§ **TASK PROMPT**
Check each line of the records below and collect those that include the word "this".

========================================================================

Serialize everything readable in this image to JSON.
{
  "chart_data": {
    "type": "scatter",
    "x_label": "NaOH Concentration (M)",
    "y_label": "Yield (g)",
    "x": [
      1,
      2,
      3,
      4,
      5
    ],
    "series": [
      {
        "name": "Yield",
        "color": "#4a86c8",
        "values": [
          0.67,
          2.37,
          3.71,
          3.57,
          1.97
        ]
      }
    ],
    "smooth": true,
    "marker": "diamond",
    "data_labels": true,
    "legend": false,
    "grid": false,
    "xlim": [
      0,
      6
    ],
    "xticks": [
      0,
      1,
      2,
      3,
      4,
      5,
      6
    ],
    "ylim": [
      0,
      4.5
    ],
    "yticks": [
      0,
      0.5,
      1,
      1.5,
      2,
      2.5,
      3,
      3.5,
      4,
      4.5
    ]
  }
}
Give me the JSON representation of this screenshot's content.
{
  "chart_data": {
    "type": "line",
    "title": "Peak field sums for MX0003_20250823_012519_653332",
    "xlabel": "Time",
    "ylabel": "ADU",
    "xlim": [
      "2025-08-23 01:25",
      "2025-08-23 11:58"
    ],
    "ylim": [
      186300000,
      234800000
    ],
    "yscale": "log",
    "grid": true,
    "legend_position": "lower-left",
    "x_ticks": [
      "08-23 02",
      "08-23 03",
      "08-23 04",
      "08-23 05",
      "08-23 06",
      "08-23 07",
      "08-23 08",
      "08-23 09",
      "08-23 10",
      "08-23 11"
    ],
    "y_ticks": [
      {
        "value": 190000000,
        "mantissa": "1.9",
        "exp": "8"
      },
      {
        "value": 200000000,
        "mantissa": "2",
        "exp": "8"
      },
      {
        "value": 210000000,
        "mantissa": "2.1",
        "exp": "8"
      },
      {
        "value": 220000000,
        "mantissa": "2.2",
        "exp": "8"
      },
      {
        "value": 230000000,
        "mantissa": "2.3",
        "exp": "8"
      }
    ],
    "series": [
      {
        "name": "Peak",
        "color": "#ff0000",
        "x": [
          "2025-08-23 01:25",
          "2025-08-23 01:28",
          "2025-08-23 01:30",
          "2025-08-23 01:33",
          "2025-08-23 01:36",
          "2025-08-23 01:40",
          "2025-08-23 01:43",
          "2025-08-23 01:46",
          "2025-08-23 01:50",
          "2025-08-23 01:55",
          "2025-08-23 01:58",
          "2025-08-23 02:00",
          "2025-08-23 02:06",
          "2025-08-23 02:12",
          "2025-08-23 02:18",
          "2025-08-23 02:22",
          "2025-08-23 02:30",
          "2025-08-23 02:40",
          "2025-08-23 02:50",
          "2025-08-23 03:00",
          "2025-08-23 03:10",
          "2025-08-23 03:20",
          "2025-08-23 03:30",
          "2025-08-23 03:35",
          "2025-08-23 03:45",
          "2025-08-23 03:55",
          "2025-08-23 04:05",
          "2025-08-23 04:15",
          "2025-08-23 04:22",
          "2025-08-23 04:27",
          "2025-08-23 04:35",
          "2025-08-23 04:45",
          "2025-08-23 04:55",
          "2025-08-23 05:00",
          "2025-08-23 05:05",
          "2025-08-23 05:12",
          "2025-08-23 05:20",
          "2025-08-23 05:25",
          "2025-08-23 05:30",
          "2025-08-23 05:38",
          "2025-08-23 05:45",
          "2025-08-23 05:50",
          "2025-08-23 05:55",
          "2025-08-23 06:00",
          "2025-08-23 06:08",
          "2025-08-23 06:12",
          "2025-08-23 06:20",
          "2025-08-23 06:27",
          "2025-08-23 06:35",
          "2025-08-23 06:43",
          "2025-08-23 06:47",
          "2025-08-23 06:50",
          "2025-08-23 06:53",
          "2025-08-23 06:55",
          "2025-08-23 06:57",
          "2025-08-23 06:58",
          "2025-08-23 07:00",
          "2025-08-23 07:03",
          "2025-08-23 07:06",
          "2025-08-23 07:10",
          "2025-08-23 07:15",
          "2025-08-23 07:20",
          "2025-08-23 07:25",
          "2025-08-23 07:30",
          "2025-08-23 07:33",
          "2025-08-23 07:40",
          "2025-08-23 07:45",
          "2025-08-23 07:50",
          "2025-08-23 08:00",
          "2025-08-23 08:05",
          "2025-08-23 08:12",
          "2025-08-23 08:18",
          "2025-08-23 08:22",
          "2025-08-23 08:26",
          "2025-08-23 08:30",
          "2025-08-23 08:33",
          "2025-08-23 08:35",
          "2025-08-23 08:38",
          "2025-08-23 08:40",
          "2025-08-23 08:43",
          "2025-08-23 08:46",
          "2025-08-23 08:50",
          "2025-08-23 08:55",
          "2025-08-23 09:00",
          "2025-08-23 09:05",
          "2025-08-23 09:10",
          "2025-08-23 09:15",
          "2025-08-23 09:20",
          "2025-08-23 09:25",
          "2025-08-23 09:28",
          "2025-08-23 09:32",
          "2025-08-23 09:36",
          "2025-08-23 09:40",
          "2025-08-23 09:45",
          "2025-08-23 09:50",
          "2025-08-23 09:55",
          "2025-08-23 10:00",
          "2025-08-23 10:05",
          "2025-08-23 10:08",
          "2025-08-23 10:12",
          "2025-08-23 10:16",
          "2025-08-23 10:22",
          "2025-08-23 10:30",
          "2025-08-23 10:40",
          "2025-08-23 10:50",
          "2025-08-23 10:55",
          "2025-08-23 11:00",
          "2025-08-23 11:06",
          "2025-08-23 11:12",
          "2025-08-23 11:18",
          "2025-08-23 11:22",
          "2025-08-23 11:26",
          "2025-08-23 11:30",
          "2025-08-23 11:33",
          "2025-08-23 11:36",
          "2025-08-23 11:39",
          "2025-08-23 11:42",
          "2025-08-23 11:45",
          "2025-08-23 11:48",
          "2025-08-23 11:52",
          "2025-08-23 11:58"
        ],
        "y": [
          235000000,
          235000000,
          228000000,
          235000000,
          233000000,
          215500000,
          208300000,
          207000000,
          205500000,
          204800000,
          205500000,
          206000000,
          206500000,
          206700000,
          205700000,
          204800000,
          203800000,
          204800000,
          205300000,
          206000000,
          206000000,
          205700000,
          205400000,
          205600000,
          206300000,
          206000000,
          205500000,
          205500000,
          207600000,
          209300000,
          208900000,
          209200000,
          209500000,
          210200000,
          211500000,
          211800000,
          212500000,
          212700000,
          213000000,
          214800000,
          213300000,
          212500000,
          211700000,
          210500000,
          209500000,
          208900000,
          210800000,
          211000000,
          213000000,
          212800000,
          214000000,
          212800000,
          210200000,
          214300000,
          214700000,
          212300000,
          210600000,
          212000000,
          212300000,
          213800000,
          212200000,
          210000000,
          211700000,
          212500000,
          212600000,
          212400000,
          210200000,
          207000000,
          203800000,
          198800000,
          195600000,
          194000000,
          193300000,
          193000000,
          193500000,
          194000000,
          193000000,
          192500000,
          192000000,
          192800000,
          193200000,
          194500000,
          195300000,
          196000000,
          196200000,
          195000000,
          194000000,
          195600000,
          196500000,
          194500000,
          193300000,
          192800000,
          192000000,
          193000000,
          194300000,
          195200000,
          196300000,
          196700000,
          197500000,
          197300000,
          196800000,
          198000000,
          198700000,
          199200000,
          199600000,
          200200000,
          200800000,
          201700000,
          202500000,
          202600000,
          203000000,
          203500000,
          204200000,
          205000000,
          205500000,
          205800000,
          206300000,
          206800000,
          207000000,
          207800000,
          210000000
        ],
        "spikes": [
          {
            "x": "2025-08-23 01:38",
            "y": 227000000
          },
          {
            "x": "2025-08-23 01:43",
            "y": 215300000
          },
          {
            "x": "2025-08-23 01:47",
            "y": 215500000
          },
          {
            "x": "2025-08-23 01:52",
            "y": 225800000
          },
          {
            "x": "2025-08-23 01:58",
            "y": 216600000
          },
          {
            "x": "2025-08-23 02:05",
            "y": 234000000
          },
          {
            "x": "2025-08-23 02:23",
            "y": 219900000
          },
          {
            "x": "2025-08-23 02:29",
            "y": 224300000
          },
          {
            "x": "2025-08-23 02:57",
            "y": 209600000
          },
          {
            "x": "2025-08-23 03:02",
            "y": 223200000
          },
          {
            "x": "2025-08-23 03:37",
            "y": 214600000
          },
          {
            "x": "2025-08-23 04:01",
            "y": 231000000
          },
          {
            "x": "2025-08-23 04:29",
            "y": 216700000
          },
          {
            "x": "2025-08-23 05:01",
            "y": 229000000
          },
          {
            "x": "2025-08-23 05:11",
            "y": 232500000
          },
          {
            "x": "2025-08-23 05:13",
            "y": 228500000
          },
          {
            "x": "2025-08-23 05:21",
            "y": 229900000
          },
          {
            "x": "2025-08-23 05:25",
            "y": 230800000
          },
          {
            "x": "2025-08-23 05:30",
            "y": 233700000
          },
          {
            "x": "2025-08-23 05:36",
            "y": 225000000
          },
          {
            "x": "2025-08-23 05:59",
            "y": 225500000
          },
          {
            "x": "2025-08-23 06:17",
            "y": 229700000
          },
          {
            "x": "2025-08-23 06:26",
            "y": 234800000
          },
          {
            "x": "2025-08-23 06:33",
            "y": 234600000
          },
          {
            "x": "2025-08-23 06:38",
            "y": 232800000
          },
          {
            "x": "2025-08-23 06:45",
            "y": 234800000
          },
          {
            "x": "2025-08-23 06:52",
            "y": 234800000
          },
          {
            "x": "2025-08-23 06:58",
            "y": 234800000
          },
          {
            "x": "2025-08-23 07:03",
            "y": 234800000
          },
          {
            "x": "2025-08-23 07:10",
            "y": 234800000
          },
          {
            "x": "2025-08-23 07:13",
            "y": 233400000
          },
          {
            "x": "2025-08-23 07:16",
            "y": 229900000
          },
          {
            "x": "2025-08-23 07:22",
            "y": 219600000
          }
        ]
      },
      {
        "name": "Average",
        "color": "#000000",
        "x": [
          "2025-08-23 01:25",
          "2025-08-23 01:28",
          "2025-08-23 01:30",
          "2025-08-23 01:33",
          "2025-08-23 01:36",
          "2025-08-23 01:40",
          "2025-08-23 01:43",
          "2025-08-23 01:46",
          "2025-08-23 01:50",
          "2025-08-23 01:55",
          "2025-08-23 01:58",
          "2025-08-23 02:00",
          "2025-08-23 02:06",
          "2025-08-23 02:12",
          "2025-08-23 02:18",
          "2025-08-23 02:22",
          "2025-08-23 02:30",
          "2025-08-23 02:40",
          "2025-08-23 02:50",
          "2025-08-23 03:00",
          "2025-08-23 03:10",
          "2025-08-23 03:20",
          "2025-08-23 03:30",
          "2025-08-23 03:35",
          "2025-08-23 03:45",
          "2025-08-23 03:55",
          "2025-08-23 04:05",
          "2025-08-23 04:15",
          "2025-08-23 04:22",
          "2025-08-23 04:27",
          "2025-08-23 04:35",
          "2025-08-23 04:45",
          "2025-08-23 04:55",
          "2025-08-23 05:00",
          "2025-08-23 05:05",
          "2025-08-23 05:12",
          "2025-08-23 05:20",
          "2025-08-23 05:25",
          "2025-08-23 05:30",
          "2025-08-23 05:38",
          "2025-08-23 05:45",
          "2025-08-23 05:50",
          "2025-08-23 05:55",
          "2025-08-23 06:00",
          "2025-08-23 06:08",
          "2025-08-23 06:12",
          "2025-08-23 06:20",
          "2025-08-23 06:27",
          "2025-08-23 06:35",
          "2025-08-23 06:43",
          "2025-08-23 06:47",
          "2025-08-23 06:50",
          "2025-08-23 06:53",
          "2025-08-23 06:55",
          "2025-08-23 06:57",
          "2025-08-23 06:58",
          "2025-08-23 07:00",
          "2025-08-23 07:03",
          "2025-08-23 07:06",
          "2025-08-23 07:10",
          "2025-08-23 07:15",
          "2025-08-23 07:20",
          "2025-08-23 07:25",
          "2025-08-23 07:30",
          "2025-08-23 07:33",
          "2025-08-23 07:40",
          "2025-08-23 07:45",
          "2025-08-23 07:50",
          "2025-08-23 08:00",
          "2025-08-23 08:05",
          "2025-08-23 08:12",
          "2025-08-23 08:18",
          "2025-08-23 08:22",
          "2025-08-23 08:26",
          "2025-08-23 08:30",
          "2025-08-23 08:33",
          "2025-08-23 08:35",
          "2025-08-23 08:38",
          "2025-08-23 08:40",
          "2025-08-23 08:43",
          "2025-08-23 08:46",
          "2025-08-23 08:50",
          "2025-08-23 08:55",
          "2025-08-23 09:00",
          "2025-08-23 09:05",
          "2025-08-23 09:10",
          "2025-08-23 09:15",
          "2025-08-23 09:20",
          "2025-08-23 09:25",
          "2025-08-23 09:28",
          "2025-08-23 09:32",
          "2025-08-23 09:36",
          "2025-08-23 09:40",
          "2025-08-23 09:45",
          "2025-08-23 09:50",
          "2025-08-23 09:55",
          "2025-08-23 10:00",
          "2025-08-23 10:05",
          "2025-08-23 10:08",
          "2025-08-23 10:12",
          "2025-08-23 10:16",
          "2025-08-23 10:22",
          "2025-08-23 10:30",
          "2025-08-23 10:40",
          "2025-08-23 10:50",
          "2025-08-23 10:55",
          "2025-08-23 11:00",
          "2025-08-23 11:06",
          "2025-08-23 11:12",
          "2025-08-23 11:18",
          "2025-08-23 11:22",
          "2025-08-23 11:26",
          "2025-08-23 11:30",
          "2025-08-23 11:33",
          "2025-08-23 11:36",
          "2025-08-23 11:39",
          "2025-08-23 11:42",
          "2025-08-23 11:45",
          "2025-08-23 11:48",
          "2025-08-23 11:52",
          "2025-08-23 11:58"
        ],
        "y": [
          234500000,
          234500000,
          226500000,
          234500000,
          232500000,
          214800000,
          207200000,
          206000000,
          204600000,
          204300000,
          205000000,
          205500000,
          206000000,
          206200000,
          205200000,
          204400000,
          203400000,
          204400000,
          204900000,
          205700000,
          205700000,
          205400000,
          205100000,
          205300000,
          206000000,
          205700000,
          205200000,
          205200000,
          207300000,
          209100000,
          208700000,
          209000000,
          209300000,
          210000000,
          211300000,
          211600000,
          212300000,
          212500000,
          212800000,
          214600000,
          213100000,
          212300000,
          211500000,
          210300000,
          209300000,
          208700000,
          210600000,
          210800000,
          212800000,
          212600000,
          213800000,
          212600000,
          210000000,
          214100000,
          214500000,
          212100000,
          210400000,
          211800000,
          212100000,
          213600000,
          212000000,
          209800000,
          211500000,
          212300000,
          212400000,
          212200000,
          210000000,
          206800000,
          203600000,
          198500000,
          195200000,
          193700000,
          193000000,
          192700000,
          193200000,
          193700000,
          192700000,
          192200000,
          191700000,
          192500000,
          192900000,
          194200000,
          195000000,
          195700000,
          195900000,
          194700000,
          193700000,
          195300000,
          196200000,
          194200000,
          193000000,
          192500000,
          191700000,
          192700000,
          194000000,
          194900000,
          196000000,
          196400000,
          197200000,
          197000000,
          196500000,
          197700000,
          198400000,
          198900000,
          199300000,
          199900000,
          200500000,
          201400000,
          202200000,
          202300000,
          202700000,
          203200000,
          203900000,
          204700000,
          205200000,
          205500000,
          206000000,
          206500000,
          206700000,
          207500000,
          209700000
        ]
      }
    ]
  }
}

========================================================================

§ **WORKED ANSWER**
Serialize everything readable in this image to JSON.
Give me the JSON representation of this screenshot's content.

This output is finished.